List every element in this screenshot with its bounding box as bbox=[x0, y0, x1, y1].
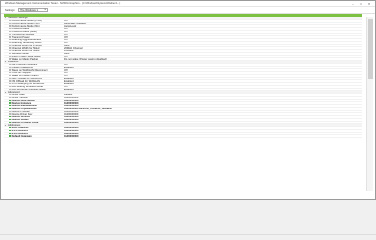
setting-icon bbox=[9, 22, 11, 24]
setting-icon bbox=[9, 88, 11, 90]
setting-icon bbox=[9, 39, 11, 41]
setting-icon bbox=[9, 28, 11, 30]
active-setting-icon bbox=[9, 118, 11, 121]
active-setting-icon bbox=[9, 99, 11, 101]
setting-icon bbox=[9, 36, 11, 38]
setting-icon bbox=[9, 83, 11, 85]
chevron-down-icon: ▼ bbox=[44, 9, 47, 11]
maximize-button[interactable]: □ bbox=[357, 1, 365, 7]
property-value[interactable]: 0x00000000 bbox=[62, 135, 362, 137]
setting-icon bbox=[9, 63, 11, 66]
setting-icon bbox=[9, 41, 11, 44]
setting-icon bbox=[9, 50, 11, 52]
setting-icon bbox=[9, 33, 11, 35]
setting-icon bbox=[9, 72, 11, 74]
setting-icon bbox=[9, 74, 11, 77]
setting-icon bbox=[9, 19, 11, 22]
active-setting-icon bbox=[9, 135, 11, 137]
active-setting-icon bbox=[9, 132, 11, 134]
setting-icon bbox=[9, 77, 11, 79]
setting-icon bbox=[9, 96, 11, 99]
setting-icon bbox=[9, 58, 11, 60]
active-setting-icon bbox=[9, 127, 11, 129]
setting-icon bbox=[9, 80, 11, 82]
property-name: Default Gateway bbox=[4, 135, 62, 137]
setting-icon bbox=[9, 30, 11, 33]
active-setting-icon bbox=[9, 102, 11, 104]
settings-label: Settings: bbox=[5, 8, 16, 12]
active-setting-icon bbox=[9, 129, 11, 132]
vertical-scrollbar[interactable] bbox=[366, 17, 373, 191]
setting-icon bbox=[9, 113, 11, 115]
setting-icon bbox=[9, 47, 11, 49]
setting-icon bbox=[9, 52, 11, 55]
property-list: ▾ Network Settings Performance Mode (2.4G)… bbox=[4, 17, 362, 191]
settings-combo-value: The Windows 1 bbox=[20, 8, 38, 12]
minimize-button[interactable]: – bbox=[349, 1, 357, 7]
close-button[interactable]: ✕ bbox=[365, 1, 373, 7]
property-row[interactable]: Default Gateway 0x00000000 bbox=[4, 135, 362, 138]
setting-icon bbox=[9, 25, 11, 27]
scrollbar-thumb[interactable] bbox=[368, 19, 373, 79]
setting-icon bbox=[9, 44, 11, 46]
active-setting-icon bbox=[9, 121, 11, 123]
window-controls: – □ ✕ bbox=[349, 1, 373, 7]
setting-icon bbox=[9, 85, 11, 88]
setting-icon bbox=[9, 110, 11, 112]
setting-icon bbox=[9, 69, 11, 71]
window-title: Windows Management Instrumentation Teste… bbox=[5, 2, 121, 5]
settings-combo[interactable]: The Windows 1 ▼ bbox=[18, 8, 49, 12]
setting-icon bbox=[9, 94, 11, 96]
setting-icon bbox=[9, 55, 11, 57]
active-setting-icon bbox=[9, 107, 11, 110]
setting-icon bbox=[9, 66, 11, 68]
status-bar bbox=[0, 234, 376, 240]
label-text: Default Gateway bbox=[11, 135, 32, 138]
toolbar: Settings: The Windows 1 ▼ bbox=[1, 7, 375, 14]
active-setting-icon bbox=[9, 116, 11, 118]
active-setting-icon bbox=[9, 105, 11, 107]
+++
* **Work required**:
Quote the lines exactly, everything from the line containing "setting-icon bbox=[9, 22, 11, 24]" down to the line containing "active-setting-icon bbox=[9, 135, 11, 137]", with both of those lines included.

* **Final answer**:
setting-icon bbox=[9, 22, 11, 24]
setting-icon bbox=[9, 88, 11, 90]
setting-icon bbox=[9, 39, 11, 41]
setting-icon bbox=[9, 28, 11, 30]
active-setting-icon bbox=[9, 118, 11, 121]
active-setting-icon bbox=[9, 99, 11, 101]
setting-icon bbox=[9, 36, 11, 38]
setting-icon bbox=[9, 83, 11, 85]
chevron-down-icon: ▼ bbox=[44, 9, 47, 11]
maximize-button[interactable]: □ bbox=[357, 1, 365, 7]
property-value[interactable]: 0x00000000 bbox=[62, 135, 362, 137]
setting-icon bbox=[9, 63, 11, 66]
setting-icon bbox=[9, 41, 11, 44]
setting-icon bbox=[9, 50, 11, 52]
setting-icon bbox=[9, 33, 11, 35]
setting-icon bbox=[9, 72, 11, 74]
setting-icon bbox=[9, 74, 11, 77]
setting-icon bbox=[9, 19, 11, 22]
active-setting-icon bbox=[9, 135, 11, 137]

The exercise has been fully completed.